### What is asked
Write out the data below in full, unchanged, minus the images.

### Information given

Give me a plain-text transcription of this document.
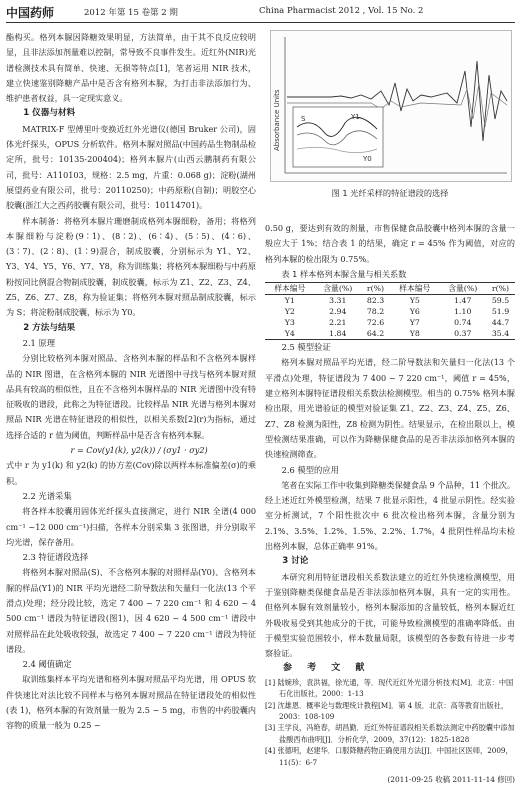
中国药师	2012 年第 15 卷第 2 期	China Pharmacist 2012 , Vol. 15 No. 2

酯构买。格列本脲因降糖效果明显，方法简单，由于其不良反应较明显，且非法添加剂量难以控制，常导致不良事件发生。近红外(NIR)光谱检测技术具有简单、快速、无损等特点[1]，笔者运用 NIR 技术，建立快速鉴别降糖产品中是否含有格列本脲，为打击非法添加行为、维护患者权益，具一定现实意义。

1 仪器与材料

MATRIX-F 型傅里叶变换近红外光谱仪(德国 Bruker 公司)，固体光纤探头，OPUS 分析软件。格列本脲对照品(中国药品生物制品检定所，批号：10135-200404)；格列本脲片(山西云鹏制药有限公司，批号：A110103，规格：2.5 mg，片重：0.068 g)；淀粉(湖州展望药业有限公司，批号：20110250)；中药原粉(自制)；明胶空心胶囊(浙江大之西药胶囊有限公司，批号：10114701)。

样本制备：将格列本脲片珊磨制成格列本脲细粉，备用；将格列本脲细粉与淀粉(9∶1)、(8∶2)、(6∶4)、(5∶5)、(4∶6)、(3∶7)、(2∶8)、(1∶9)混合，制成胶囊，分别标示为 Y1、Y2、Y3、Y4、Y5、Y6、Y7、Y8，称为训练集；将格列本脲细粉与中药原粉按同比例混合物制成胶囊，制成胶囊，标示为 Z1、Z2、Z3、Z4、Z5、Z6、Z7、Z8，称为验证集；将格列本脲对照品制成胶囊，标示为 S；将淀粉制成胶囊，标示为 Y0。

2 方法与结果

2.1 原理

分别比较格列本脲对照品、含格列本脲的样品和不含格列本脲样品的 NIR 图谱，在含格列本脲的 NIR 光谱图中寻找与格列本脲对照品具有较高的相似性，且在不含格列本脲样品的 NIR 光谱图中没有特征吸收的谱段，此称之为特征谱段。比较样品 NIR 光谱与格列本脲对照品 NIR 光谱在特征谱段的相似性，以相关系数[2](r)为指标，通过选择合适的 r 值为阈值，判断样品中是否含有格列本脲。

r = Cov(y1(k), y2(k)) / (σy1 · σy2)

式中 r 为 y1(k) 和 y2(k) 的协方差(Cov)除以两样本标准偏差(σ)的乘积。

2.2 光谱采集

将各样本胶囊用固体光纤探头直接测定，进行 NIR 全谱(4 000 cm⁻¹ ~12 000 cm⁻¹)扫描，各样本分别采集 3 张图谱，并分别取平均光谱，保存备用。

2.3 特征谱段选择

将格列本脲对照品(S)、不含格列本脲的对照样品(Y0)、含格列本脲的样品(Y1)的 NIR 平均光谱经二阶导数法和矢量归一化法(13 个平滑点)处理；经分段比较，选定 7 400 ~ 7 220 cm⁻¹ 和 4 620 ~ 4 500 cm⁻¹ 谱段为特征谱段(图1)，因 4 620 ~ 4 500 cm⁻¹ 谱段中对照样品在此处吸收较强，故选定 7 400 ~ 7 220 cm⁻¹ 谱段为特征谱段。

2.4 阈值确定

取训练集样本平均光谱和格列本脲对照品平均光谱，用 OPUS 软件快速比对法比较不同样本与格列本脲对照品在特征谱段处的相似性(表 1)，格列本脲的有效剂量一般为 2.5 ~ 5 mg，市售的中药胶囊内容物的质量一般为 0.25 ~

Absorbance Units	S	Y1
Y0
图 1 光纤采样的特征谱段的选择

0.50 g，要达到有效的剂量，市售保健食品胶囊中格列本脲的含量一般应大于 1%；结合表 1 的结果，确定 r = 45% 作为阈值，对应的格列本脲的检出限为 0.75%。

表 1 样本格列本脲含量与相关系数

样本编号	含量(%)	r(%)	样本编号	含量(%)	r(%)
Y1	3.31	82.3	Y5	1.47	59.5
Y2	2.94	78.2	Y6	1.10	51.9
Y3	2.21	72.6	Y7	0.74	44.7
Y4	1.84	64.2	Y8	0.37	35.4

2.5 模型验证

格列本脲对照品平均光谱，经二阶导数法和矢量归一化法(13 个平滑点)处理，特征谱段为 7 400 ~ 7 220 cm⁻¹，阈值 r = 45%，建立格列本脲特征谱段相关系数法检测模型。相当的 0.75% 格列本脲检出限，用光谱验证的模型对验证集 Z1、Z2、Z3、Z4、Z5、Z6、Z7、Z8 检测为阳性，Z8 检测为阴性。结果显示，在检出限以上，模型检测结果准确，可以作为降糖保健食品的是否非法添加格列本脲的快速检测筛查。

2.6 模型的应用

笔者在实际工作中收集到降糖类保健食品 9 个品种，11 个批次。经上述近红外模型检测，结果 7 批显示阳性，4 批显示阴性。经实验室分析测试，7 个阳性批次中 6 批次检出格列本脲，含量分别为 2.1%、3.5%、1.2%、1.5%、2.2%、1.7%，4 批阴性样品均未检出格列本脲，总体正确率 91%。

3 讨论

本研究利用特征谱段相关系数法建立的近红外快速检测模型，用于鉴别降糖类保健食品是否非法添加格列本脲，具有一定的实用性。但格列本脲有效剂量较小，格列本脲添加的含量较低，格列本脲近红外吸收易受到其他成分的干扰，可能导致检测模型的准确率降低。由于模型实验范围较小，样本数量局限，该模型的各参数有待进一步考察验证。

参 考 文 献

[1] 陆婉珍，袁洪福，徐光通，等．现代近红外光谱分析技术[M]．北京：中国石化出版社，2000：1-13
[2] 沈雄恩．概率论与数理统计教程[M]．第 4 版．北京：高等教育出版社，2003：108-109
[3] 王学良，冯艳春，胡昌勤．近红外特征谱段相关系数法测定中药胶囊中添加盐酸西布曲明[J]．分析化学，2009，37(12)：1825-1828
[4] 张德明，赵建华．口服降糖药物正确使用方法[J]．中国社区医师，2009，11(5)：6-7
(2011-09-25 收稿 2011-11-14 修回)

### Reply
Give me a plain-text transcription of this document.
中国药师	2012 年第 15 卷第 2 期	China Pharmacist 2012 , Vol. 15 No. 2

酯构买。格列本脲因降糖效果明显，方法简单，由于其不良反应较明显，且非法添加剂量难以控制，常导致不良事件发生。近红外(NIR)光谱检测技术具有简单、快速、无损等特点[1]，笔者运用 NIR 技术，建立快速鉴别降糖产品中是否含有格列本脲，为打击非法添加行为、维护患者权益，具一定现实意义。

1 仪器与材料

MATRIX-F 型傅里叶变换近红外光谱仪(德国 Bruker 公司)，固体光纤探头，OPUS 分析软件。格列本脲对照品(中国药品生物制品检定所，批号：10135-200404)；格列本脲片(山西云鹏制药有限公司，批号：A110103，规格：2.5 mg，片重：0.068 g)；淀粉(湖州展望药业有限公司，批号：20110250)；中药原粉(自制)；明胶空心胶囊(浙江大之西药胶囊有限公司，批号：10114701)。

样本制备：将格列本脲片珊磨制成格列本脲细粉，备用；将格列本脲细粉与淀粉(9∶1)、(8∶2)、(6∶4)、(5∶5)、(4∶6)、(3∶7)、(2∶8)、(1∶9)混合，制成胶囊，分别标示为 Y1、Y2、Y3、Y4、Y5、Y6、Y7、Y8，称为训练集；将格列本脲细粉与中药原粉按同比例混合物制成胶囊，制成胶囊，标示为 Z1、Z2、Z3、Z4、Z5、Z6、Z7、Z8，称为验证集；将格列本脲对照品制成胶囊，标示为 S；将淀粉制成胶囊，标示为 Y0。

2 方法与结果

2.1 原理

分别比较格列本脲对照品、含格列本脲的样品和不含格列本脲样品的 NIR 图谱，在含格列本脲的 NIR 光谱图中寻找与格列本脲对照品具有较高的相似性，且在不含格列本脲样品的 NIR 光谱图中没有特征吸收的谱段，此称之为特征谱段。比较样品 NIR 光谱与格列本脲对照品 NIR 光谱在特征谱段的相似性，以相关系数[2](r)为指标，通过选择合适的 r 值为阈值，判断样品中是否含有格列本脲。

r = Cov(y1(k), y2(k)) / (σy1 · σy2)

式中 r 为 y1(k) 和 y2(k) 的协方差(Cov)除以两样本标准偏差(σ)的乘积。

2.2 光谱采集

将各样本胶囊用固体光纤探头直接测定，进行 NIR 全谱(4 000 cm⁻¹ ~12 000 cm⁻¹)扫描，各样本分别采集 3 张图谱，并分别取平均光谱，保存备用。

2.3 特征谱段选择

将格列本脲对照品(S)、不含格列本脲的对照样品(Y0)、含格列本脲的样品(Y1)的 NIR 平均光谱经二阶导数法和矢量归一化法(13 个平滑点)处理；经分段比较，选定 7 400 ~ 7 220 cm⁻¹ 和 4 620 ~ 4 500 cm⁻¹ 谱段为特征谱段(图1)，因 4 620 ~ 4 500 cm⁻¹ 谱段中对照样品在此处吸收较强，故选定 7 400 ~ 7 220 cm⁻¹ 谱段为特征谱段。

2.4 阈值确定

取训练集样本平均光谱和格列本脲对照品平均光谱，用 OPUS 软件快速比对法比较不同样本与格列本脲对照品在特征谱段处的相似性(表 1)，格列本脲的有效剂量一般为 2.5 ~ 5 mg，市售的中药胶囊内容物的质量一般为 0.25 ~

Absorbance Units	S	Y1
Y0
图 1 光纤采样的特征谱段的选择

0.50 g，要达到有效的剂量，市售保健食品胶囊中格列本脲的含量一般应大于 1%；结合表 1 的结果，确定 r = 45% 作为阈值，对应的格列本脲的检出限为 0.75%。

表 1 样本格列本脲含量与相关系数

样本编号	含量(%)	r(%)	样本编号	含量(%)	r(%)
Y1	3.31	82.3	Y5	1.47	59.5
Y2	2.94	78.2	Y6	1.10	51.9
Y3	2.21	72.6	Y7	0.74	44.7
Y4	1.84	64.2	Y8	0.37	35.4

2.5 模型验证

格列本脲对照品平均光谱，经二阶导数法和矢量归一化法(13 个平滑点)处理，特征谱段为 7 400 ~ 7 220 cm⁻¹，阈值 r = 45%，建立格列本脲特征谱段相关系数法检测模型。相当的 0.75% 格列本脲检出限，用光谱验证的模型对验证集 Z1、Z2、Z3、Z4、Z5、Z6、Z7、Z8 检测为阳性，Z8 检测为阴性。结果显示，在检出限以上，模型检测结果准确，可以作为降糖保健食品的是否非法添加格列本脲的快速检测筛查。

2.6 模型的应用

笔者在实际工作中收集到降糖类保健食品 9 个品种，11 个批次。经上述近红外模型检测，结果 7 批显示阳性，4 批显示阴性。经实验室分析测试，7 个阳性批次中 6 批次检出格列本脲，含量分别为 2.1%、3.5%、1.2%、1.5%、2.2%、1.7%，4 批阴性样品均未检出格列本脲，总体正确率 91%。

3 讨论

本研究利用特征谱段相关系数法建立的近红外快速检测模型，用于鉴别降糖类保健食品是否非法添加格列本脲，具有一定的实用性。但格列本脲有效剂量较小，格列本脲添加的含量较低，格列本脲近红外吸收易受到其他成分的干扰，可能导致检测模型的准确率降低。由于模型实验范围较小，样本数量局限，该模型的各参数有待进一步考察验证。

参 考 文 献

[1] 陆婉珍，袁洪福，徐光通，等．现代近红外光谱分析技术[M]．北京：中国石化出版社，2000：1-13
[2] 沈雄恩．概率论与数理统计教程[M]．第 4 版．北京：高等教育出版社，2003：108-109
[3] 王学良，冯艳春，胡昌勤．近红外特征谱段相关系数法测定中药胶囊中添加盐酸西布曲明[J]．分析化学，2009，37(12)：1825-1828
[4] 张德明，赵建华．口服降糖药物正确使用方法[J]．中国社区医师，2009，11(5)：6-7
(2011-09-25 收稿 2011-11-14 修回)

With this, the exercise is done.